* [Your objective]:
Using the listing below, extract each line that has the word "icon" in it.

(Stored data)
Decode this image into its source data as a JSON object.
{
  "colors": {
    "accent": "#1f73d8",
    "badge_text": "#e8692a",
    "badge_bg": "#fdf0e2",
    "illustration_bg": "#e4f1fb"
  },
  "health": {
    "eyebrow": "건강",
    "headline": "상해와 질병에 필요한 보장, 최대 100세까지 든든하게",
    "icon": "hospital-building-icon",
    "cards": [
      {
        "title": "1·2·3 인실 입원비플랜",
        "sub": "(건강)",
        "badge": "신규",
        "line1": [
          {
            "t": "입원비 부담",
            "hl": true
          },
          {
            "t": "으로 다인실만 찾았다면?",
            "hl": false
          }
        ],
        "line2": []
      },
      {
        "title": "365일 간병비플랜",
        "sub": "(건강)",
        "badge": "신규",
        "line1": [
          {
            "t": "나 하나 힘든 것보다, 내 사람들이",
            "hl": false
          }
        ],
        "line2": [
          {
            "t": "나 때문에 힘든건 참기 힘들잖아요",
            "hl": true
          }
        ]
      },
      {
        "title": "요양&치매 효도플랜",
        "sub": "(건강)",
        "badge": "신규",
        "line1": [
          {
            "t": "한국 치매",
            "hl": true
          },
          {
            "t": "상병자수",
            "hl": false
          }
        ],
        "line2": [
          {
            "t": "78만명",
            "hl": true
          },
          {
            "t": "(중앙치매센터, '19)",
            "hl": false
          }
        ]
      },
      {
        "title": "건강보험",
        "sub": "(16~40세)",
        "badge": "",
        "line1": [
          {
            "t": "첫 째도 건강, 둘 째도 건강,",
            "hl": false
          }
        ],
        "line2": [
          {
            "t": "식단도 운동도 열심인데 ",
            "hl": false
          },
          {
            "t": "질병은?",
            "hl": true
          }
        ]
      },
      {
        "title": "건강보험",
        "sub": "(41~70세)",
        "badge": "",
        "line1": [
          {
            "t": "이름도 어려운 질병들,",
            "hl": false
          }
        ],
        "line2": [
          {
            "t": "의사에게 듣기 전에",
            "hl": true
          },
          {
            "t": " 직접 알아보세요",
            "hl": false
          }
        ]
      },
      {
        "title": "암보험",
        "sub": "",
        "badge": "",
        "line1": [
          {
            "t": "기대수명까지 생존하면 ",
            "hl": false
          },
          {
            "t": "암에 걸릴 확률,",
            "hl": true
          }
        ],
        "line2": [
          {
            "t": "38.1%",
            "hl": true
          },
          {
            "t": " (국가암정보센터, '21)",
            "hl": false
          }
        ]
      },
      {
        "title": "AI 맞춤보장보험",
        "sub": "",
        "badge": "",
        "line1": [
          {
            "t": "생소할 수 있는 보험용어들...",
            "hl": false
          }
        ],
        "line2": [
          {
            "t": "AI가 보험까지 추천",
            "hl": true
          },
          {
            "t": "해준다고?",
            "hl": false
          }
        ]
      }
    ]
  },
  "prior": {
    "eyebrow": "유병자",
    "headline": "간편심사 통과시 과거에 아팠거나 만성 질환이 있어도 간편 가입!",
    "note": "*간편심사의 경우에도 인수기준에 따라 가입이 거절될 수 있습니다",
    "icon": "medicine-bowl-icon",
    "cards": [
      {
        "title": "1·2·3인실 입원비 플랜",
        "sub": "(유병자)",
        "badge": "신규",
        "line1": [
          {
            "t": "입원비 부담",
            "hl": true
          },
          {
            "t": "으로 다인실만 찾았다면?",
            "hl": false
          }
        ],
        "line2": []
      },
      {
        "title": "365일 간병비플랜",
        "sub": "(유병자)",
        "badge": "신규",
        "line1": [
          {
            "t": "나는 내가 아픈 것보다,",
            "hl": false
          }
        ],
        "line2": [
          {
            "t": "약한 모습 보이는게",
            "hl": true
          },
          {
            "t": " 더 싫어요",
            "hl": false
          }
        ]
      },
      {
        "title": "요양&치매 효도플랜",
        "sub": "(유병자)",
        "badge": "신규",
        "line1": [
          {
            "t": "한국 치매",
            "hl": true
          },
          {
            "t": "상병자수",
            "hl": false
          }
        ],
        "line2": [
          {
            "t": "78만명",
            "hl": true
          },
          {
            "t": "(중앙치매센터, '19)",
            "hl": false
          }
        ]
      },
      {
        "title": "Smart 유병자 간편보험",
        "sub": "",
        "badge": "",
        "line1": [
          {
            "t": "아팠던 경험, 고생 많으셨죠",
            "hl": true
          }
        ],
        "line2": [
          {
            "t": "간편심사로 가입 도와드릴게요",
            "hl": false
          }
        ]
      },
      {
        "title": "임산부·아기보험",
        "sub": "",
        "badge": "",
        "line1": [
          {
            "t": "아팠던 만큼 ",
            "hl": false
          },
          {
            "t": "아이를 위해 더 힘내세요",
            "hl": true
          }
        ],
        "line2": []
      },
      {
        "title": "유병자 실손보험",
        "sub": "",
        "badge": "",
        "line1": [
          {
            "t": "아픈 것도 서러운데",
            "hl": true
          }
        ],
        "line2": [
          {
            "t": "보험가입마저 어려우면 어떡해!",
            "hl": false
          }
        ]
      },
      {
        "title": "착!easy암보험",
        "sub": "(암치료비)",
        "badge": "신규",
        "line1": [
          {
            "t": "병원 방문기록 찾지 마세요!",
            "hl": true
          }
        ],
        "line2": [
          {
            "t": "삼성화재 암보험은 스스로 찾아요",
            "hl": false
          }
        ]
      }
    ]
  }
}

* [Solution for this task]:
    "icon": "hospital-building-icon",
    "icon": "medicine-bowl-icon",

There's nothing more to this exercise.